Public views of sceptics
Mar 7, 2014
Bishop Hill in Climate: Sceptics, Greens, Media

Ed Hawkins tweets that most of the public don't see sceptics as lukewarmers. He's right of course. Nigel Lawson, for example, is regularly condemned as a "denier" by the chattering classes. Take these examples:

Robin McKie, the Guardian's science editor (in a letter to Owen Paterson): you arrive at your new post with the strong endorsement of Britain's chief climate change denier, Nigel Lawson, the former chancellor...

David Conn of the Guardian: Nigel Lawson, a very much ex-politician, now a well known climate change denier, getting a platform on the BBC: why?

Magnus Linklater: Nigel Lawson, climate change denier, says we should quit Europe: a very good reason for staying in.

Jonathan Porritt: Nigel Lawson (former Chancellor of the Exchequer, political street-fighter and spinner, and notorious climate denier...

Yet here are Nigel Lawson's stated views on the subject from 2010:

While CO2 is indeed a greenhouse gas, increasing concentrations of which may be expected to have (other things being equal) a warming effect, scientists disagree about how large that effect may be.

THE EXERCISE: Reproduce the blog post on public views of climate sceptics above word for word, from its title through the final sentence.

COLLECTED MATERIAL:
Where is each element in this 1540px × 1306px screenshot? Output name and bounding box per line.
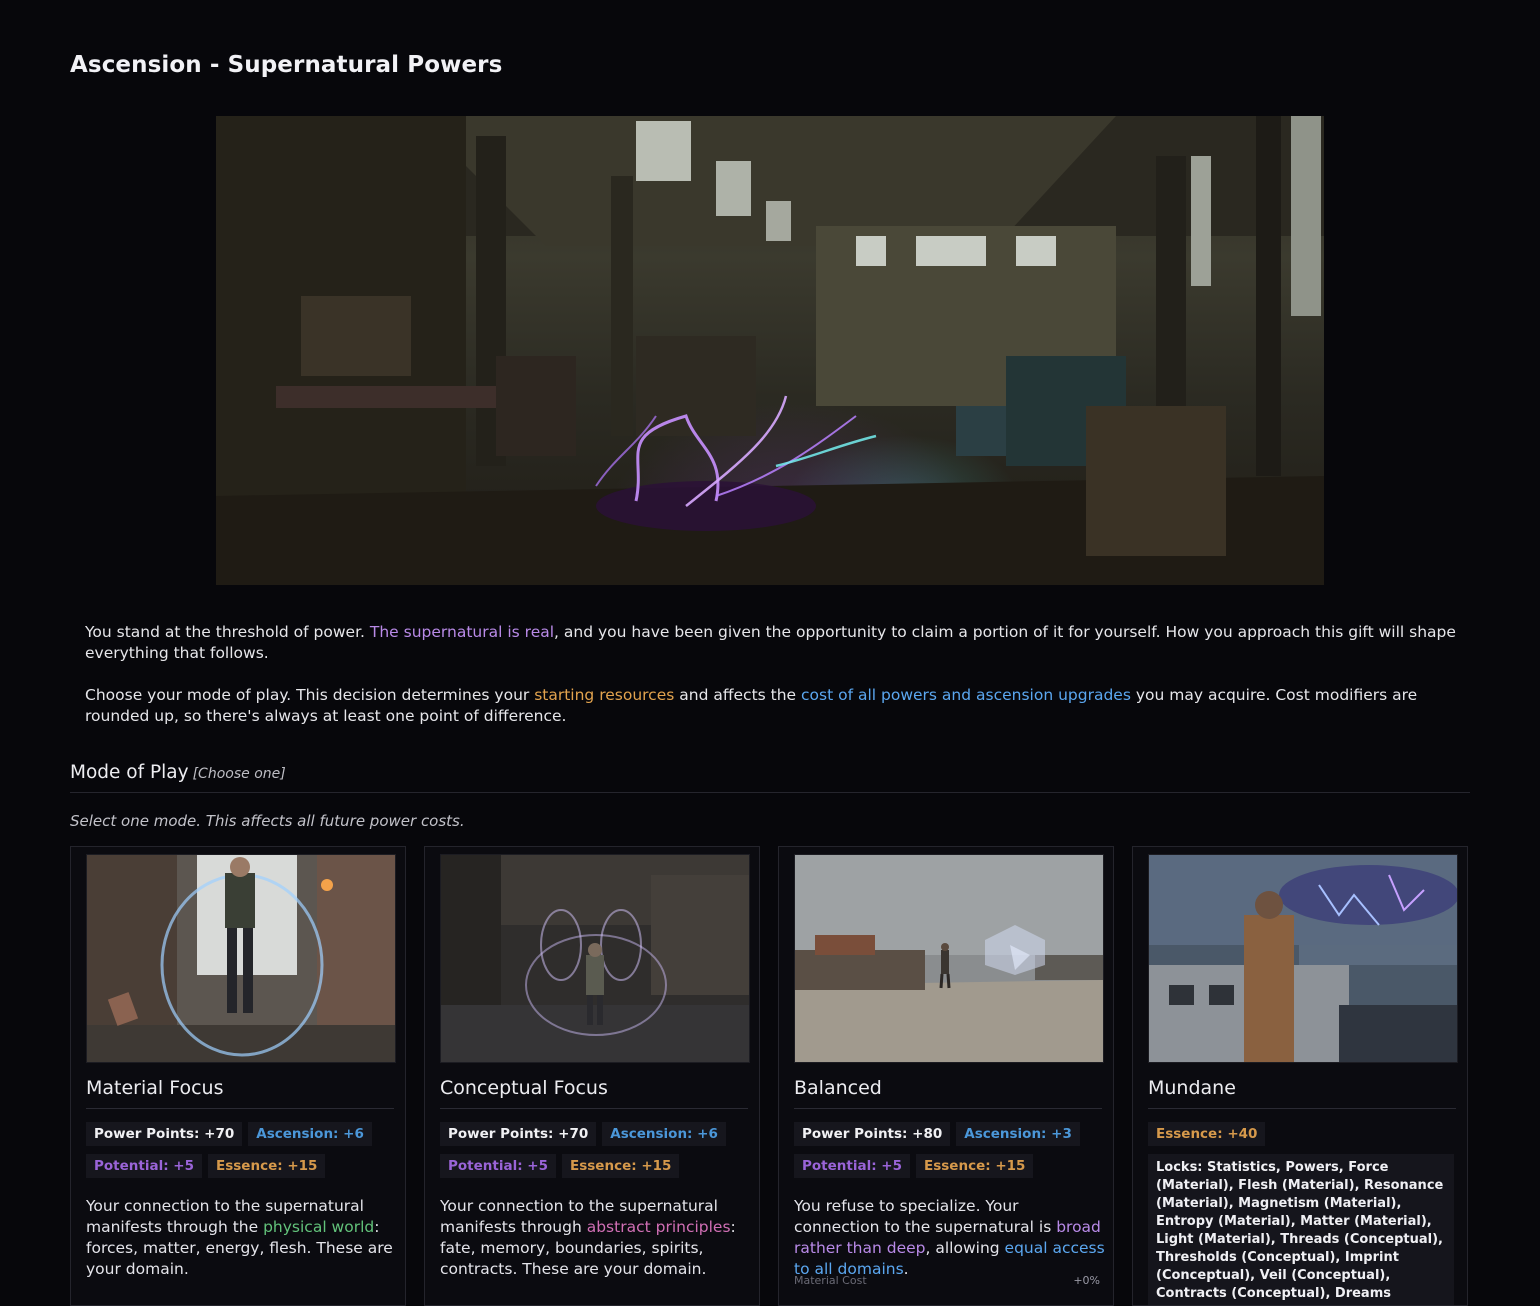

RESULT FOR THIS TASK:
Public views of sceptics
Mar 7, 2014
Bishop Hill in Climate: Sceptics, Greens, Media

Ed Hawkins tweets that most of the public don't see sceptics as lukewarmers. He's right of course. Nigel Lawson, for example, is regularly condemned as a "denier" by the chattering classes. Take these examples:

Robin McKie, the Guardian's science editor (in a letter to Owen Paterson): you arrive at your new post with the strong endorsement of Britain's chief climate change denier, Nigel Lawson, the former chancellor...

David Conn of the Guardian: Nigel Lawson, a very much ex-politician, now a well known climate change denier, getting a platform on the BBC: why?

Magnus Linklater: Nigel Lawson, climate change denier, says we should quit Europe: a very good reason for staying in.

Jonathan Porritt: Nigel Lawson (former Chancellor of the Exchequer, political street-fighter and spinner, and notorious climate denier...

Yet here are Nigel Lawson's stated views on the subject from 2010:

While CO2 is indeed a greenhouse gas, increasing concentrations of which may be expected to have (other things being equal) a warming effect, scientists disagree about how large that effect may be.